→ **INFORMATION SHOWN**
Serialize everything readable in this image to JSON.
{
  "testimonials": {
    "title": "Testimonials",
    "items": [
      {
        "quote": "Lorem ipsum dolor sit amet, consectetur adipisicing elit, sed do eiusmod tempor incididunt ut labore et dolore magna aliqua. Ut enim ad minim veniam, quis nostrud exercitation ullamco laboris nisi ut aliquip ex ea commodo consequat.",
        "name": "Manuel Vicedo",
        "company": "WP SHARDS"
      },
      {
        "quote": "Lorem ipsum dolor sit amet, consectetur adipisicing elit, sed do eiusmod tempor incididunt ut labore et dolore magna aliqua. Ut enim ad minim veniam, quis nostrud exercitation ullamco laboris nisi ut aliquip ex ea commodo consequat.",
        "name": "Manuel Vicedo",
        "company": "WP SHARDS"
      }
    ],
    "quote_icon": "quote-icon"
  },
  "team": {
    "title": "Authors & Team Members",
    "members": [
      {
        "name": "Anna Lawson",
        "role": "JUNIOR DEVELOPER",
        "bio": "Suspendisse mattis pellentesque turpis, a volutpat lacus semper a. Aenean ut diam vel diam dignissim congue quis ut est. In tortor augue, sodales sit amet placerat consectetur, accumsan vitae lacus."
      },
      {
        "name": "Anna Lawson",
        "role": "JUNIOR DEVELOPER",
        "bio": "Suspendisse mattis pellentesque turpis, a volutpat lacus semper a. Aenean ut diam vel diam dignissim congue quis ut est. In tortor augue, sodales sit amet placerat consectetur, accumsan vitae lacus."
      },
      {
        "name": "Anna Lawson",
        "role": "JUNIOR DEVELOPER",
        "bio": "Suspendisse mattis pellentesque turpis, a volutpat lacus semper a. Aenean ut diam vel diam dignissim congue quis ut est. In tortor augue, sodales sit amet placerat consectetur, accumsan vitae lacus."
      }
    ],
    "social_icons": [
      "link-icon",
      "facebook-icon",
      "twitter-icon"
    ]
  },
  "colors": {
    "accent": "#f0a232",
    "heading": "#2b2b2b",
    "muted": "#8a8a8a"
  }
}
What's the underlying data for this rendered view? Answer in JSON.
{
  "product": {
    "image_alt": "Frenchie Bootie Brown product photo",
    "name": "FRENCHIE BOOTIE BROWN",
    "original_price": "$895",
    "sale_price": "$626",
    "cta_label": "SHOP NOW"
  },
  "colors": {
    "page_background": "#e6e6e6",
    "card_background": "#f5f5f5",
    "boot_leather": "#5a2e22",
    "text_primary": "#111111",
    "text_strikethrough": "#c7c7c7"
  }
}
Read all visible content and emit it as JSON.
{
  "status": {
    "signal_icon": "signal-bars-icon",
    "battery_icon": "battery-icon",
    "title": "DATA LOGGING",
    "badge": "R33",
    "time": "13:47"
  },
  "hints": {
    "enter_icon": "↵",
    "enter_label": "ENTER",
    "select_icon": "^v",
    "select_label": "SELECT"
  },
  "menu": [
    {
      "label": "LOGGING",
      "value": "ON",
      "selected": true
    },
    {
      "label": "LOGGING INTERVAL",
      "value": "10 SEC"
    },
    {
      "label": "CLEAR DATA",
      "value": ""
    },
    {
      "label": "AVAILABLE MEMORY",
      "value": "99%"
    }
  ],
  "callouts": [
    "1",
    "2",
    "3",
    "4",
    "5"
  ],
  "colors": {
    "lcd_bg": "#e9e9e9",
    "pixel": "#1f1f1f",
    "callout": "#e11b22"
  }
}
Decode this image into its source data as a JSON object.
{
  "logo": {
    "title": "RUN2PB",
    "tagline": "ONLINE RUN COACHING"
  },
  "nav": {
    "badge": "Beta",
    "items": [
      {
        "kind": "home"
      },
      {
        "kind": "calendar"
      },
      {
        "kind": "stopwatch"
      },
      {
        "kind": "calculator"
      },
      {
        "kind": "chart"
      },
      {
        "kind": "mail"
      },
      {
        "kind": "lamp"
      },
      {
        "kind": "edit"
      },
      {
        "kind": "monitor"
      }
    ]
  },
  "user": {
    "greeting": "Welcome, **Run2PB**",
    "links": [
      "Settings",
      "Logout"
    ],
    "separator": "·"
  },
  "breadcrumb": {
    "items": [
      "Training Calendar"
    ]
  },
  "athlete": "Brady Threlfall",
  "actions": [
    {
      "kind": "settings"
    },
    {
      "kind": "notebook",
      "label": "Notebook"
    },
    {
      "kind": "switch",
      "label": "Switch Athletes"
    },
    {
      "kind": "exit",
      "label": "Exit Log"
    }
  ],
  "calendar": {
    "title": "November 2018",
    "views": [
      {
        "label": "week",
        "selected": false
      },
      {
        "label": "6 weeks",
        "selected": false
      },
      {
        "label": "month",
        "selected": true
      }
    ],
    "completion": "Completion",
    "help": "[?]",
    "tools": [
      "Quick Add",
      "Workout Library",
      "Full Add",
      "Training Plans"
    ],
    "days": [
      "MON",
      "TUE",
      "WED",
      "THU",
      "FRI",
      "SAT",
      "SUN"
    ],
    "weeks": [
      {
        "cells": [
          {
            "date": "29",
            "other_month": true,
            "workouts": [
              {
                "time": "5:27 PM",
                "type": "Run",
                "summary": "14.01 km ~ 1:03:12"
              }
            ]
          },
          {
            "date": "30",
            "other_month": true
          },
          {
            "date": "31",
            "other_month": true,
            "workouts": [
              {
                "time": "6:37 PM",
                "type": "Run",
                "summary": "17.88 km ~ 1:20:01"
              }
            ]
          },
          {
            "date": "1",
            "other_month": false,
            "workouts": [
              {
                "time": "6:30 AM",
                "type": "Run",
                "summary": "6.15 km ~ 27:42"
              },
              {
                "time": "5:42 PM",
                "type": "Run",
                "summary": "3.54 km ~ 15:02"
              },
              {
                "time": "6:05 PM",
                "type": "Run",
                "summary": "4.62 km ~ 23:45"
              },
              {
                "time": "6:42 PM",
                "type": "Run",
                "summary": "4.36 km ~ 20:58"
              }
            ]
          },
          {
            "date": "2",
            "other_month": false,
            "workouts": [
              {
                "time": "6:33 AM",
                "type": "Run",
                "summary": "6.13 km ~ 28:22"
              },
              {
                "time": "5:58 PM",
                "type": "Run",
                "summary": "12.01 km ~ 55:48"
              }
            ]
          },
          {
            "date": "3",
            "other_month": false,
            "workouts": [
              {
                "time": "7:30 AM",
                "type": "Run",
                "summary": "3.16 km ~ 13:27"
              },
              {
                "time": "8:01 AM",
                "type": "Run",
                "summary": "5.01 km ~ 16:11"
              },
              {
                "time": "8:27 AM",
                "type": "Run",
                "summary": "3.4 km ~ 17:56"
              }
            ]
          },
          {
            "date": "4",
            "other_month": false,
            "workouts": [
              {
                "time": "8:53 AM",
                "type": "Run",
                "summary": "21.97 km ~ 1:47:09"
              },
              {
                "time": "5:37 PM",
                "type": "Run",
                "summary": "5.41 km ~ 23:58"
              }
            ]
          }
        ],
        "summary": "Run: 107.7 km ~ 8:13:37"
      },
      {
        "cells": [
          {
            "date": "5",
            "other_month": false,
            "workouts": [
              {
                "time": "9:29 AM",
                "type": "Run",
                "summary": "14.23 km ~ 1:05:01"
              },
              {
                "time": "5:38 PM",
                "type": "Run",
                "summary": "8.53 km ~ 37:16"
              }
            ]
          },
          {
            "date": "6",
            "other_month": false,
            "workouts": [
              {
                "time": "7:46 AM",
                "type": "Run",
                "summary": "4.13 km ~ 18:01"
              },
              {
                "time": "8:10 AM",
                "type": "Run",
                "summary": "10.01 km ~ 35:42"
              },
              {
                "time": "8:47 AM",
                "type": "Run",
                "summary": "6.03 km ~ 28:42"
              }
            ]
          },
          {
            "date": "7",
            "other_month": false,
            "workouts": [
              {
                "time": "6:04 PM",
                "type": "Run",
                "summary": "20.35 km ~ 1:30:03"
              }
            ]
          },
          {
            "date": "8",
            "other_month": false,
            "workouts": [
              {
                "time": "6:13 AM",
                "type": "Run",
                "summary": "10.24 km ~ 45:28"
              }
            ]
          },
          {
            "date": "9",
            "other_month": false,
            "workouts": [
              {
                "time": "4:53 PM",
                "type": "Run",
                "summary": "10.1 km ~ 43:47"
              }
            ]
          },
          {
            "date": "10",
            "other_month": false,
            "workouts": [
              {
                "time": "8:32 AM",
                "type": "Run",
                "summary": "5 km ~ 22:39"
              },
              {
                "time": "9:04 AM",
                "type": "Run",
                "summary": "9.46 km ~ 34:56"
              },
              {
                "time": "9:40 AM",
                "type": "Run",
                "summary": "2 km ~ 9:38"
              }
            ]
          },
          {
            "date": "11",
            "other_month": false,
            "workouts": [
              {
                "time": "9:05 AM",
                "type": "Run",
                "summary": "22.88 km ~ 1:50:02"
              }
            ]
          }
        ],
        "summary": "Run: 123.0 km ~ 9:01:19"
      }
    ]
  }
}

→ **THE PROBLEM**
The word "selected" may turn up on some lines of these records; say how many, with no other words.

→ **RESULT FOR THIS EXERCISE**
4